■ **EXERCISE BRIEF**
Output all lines exactly.

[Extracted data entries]

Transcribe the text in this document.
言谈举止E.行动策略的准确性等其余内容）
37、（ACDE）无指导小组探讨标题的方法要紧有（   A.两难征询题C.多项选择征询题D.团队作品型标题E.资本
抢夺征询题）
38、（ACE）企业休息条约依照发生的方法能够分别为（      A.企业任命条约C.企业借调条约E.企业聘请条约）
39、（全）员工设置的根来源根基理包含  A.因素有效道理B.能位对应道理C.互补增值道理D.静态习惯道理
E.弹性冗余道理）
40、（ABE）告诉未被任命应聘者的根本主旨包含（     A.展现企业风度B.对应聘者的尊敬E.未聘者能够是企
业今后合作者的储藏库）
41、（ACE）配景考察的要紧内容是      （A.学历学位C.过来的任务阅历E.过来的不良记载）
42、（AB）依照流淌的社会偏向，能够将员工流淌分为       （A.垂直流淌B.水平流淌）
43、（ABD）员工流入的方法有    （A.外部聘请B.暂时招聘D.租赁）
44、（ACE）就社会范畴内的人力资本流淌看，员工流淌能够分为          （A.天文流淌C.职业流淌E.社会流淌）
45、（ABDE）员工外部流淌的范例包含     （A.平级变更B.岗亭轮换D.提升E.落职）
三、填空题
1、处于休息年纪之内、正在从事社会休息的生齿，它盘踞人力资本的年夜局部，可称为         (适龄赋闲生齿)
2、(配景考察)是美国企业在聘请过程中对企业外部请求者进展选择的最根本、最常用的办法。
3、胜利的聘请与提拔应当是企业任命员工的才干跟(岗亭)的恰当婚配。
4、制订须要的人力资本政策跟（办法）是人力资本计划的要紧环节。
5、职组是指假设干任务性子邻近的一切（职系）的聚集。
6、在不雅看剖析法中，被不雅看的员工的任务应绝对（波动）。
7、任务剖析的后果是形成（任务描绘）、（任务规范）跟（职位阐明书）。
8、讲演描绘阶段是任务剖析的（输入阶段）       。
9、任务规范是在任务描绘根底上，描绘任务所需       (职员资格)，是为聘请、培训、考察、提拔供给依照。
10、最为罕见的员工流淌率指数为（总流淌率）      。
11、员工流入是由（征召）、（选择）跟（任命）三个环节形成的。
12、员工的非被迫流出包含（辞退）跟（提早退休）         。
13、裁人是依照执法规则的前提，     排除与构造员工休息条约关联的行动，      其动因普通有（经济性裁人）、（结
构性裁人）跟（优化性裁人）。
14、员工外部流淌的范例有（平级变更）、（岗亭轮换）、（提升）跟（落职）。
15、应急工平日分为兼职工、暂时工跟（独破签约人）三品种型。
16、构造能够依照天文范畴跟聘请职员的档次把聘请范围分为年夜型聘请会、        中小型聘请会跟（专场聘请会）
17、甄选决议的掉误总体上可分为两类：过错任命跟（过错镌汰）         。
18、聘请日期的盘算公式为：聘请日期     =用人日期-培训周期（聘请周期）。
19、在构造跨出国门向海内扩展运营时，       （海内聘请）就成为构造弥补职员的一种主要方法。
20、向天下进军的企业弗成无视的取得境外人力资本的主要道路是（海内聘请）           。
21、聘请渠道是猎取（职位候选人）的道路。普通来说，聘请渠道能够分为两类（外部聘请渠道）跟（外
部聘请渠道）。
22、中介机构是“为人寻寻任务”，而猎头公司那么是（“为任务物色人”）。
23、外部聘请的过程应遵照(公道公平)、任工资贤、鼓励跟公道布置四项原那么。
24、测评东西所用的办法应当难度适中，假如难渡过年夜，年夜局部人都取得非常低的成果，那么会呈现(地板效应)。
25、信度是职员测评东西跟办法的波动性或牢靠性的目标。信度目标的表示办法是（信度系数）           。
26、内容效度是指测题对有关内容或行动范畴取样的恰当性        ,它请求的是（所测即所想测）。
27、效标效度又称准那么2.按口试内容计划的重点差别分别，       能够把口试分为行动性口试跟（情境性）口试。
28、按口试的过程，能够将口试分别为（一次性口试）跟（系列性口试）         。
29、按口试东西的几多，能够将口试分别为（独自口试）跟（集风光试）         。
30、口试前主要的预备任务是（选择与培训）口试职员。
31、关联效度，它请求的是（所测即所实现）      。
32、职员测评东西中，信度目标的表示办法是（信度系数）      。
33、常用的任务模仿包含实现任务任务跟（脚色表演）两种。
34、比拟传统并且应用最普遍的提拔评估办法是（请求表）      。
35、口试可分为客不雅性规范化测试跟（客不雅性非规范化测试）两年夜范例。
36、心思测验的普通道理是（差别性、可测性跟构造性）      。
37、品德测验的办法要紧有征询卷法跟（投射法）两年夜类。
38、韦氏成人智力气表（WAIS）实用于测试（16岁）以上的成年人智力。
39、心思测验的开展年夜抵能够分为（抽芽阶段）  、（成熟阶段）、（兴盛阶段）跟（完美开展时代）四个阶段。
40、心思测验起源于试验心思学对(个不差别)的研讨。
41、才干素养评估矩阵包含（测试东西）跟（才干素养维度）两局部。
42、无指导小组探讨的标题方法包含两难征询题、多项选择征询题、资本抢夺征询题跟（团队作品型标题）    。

■ **RESPONSE**
Transcribe the text in this document.
言谈举止E.行动策略的准确性等其余内容）
37、（ACDE）无指导小组探讨标题的方法要紧有（   A.两难征询题C.多项选择征询题D.团队作品型标题E.资本
抢夺征询题）
38、（ACE）企业休息条约依照发生的方法能够分别为（      A.企业任命条约C.企业借调条约E.企业聘请条约）
39、（全）员工设置的根来源根基理包含  A.因素有效道理B.能位对应道理C.互补增值道理D.静态习惯道理
E.弹性冗余道理）
40、（ABE）告诉未被任命应聘者的根本主旨包含（     A.展现企业风度B.对应聘者的尊敬E.未聘者能够是企
业今后合作者的储藏库）
41、（ACE）配景考察的要紧内容是      （A.学历学位C.过来的任务阅历E.过来的不良记载）
42、（AB）依照流淌的社会偏向，能够将员工流淌分为       （A.垂直流淌B.水平流淌）
43、（ABD）员工流入的方法有    （A.外部聘请B.暂时招聘D.租赁）
44、（ACE）就社会范畴内的人力资本流淌看，员工流淌能够分为          （A.天文流淌C.职业流淌E.社会流淌）
45、（ABDE）员工外部流淌的范例包含     （A.平级变更B.岗亭轮换D.提升E.落职）
三、填空题
1、处于休息年纪之内、正在从事社会休息的生齿，它盘踞人力资本的年夜局部，可称为         (适龄赋闲生齿)
2、(配景考察)是美国企业在聘请过程中对企业外部请求者进展选择的最根本、最常用的办法。
3、胜利的聘请与提拔应当是企业任命员工的才干跟(岗亭)的恰当婚配。
4、制订须要的人力资本政策跟（办法）是人力资本计划的要紧环节。
5、职组是指假设干任务性子邻近的一切（职系）的聚集。
6、在不雅看剖析法中，被不雅看的员工的任务应绝对（波动）。
7、任务剖析的后果是形成（任务描绘）、（任务规范）跟（职位阐明书）。
8、讲演描绘阶段是任务剖析的（输入阶段）       。
9、任务规范是在任务描绘根底上，描绘任务所需       (职员资格)，是为聘请、培训、考察、提拔供给依照。
10、最为罕见的员工流淌率指数为（总流淌率）      。
11、员工流入是由（征召）、（选择）跟（任命）三个环节形成的。
12、员工的非被迫流出包含（辞退）跟（提早退休）         。
13、裁人是依照执法规则的前提，     排除与构造员工休息条约关联的行动，      其动因普通有（经济性裁人）、（结
构性裁人）跟（优化性裁人）。
14、员工外部流淌的范例有（平级变更）、（岗亭轮换）、（提升）跟（落职）。
15、应急工平日分为兼职工、暂时工跟（独破签约人）三品种型。
16、构造能够依照天文范畴跟聘请职员的档次把聘请范围分为年夜型聘请会、        中小型聘请会跟（专场聘请会）
17、甄选决议的掉误总体上可分为两类：过错任命跟（过错镌汰）         。
18、聘请日期的盘算公式为：聘请日期     =用人日期-培训周期（聘请周期）。
19、在构造跨出国门向海内扩展运营时，       （海内聘请）就成为构造弥补职员的一种主要方法。
20、向天下进军的企业弗成无视的取得境外人力资本的主要道路是（海内聘请）           。
21、聘请渠道是猎取（职位候选人）的道路。普通来说，聘请渠道能够分为两类（外部聘请渠道）跟（外
部聘请渠道）。
22、中介机构是“为人寻寻任务”，而猎头公司那么是（“为任务物色人”）。
23、外部聘请的过程应遵照(公道公平)、任工资贤、鼓励跟公道布置四项原那么。
24、测评东西所用的办法应当难度适中，假如难渡过年夜，年夜局部人都取得非常低的成果，那么会呈现(地板效应)。
25、信度是职员测评东西跟办法的波动性或牢靠性的目标。信度目标的表示办法是（信度系数）           。
26、内容效度是指测题对有关内容或行动范畴取样的恰当性        ,它请求的是（所测即所想测）。
27、效标效度又称准那么2.按口试内容计划的重点差别分别，       能够把口试分为行动性口试跟（情境性）口试。
28、按口试的过程，能够将口试分别为（一次性口试）跟（系列性口试）         。
29、按口试东西的几多，能够将口试分别为（独自口试）跟（集风光试）         。
30、口试前主要的预备任务是（选择与培训）口试职员。
31、关联效度，它请求的是（所测即所实现）      。
32、职员测评东西中，信度目标的表示办法是（信度系数）      。
33、常用的任务模仿包含实现任务任务跟（脚色表演）两种。
34、比拟传统并且应用最普遍的提拔评估办法是（请求表）      。
35、口试可分为客不雅性规范化测试跟（客不雅性非规范化测试）两年夜范例。
36、心思测验的普通道理是（差别性、可测性跟构造性）      。
37、品德测验的办法要紧有征询卷法跟（投射法）两年夜类。
38、韦氏成人智力气表（WAIS）实用于测试（16岁）以上的成年人智力。
39、心思测验的开展年夜抵能够分为（抽芽阶段）  、（成熟阶段）、（兴盛阶段）跟（完美开展时代）四个阶段。
40、心思测验起源于试验心思学对(个不差别)的研讨。
41、才干素养评估矩阵包含（测试东西）跟（才干素养维度）两局部。
42、无指导小组探讨的标题方法包含两难征询题、多项选择征询题、资本抢夺征询题跟（团队作品型标题）    。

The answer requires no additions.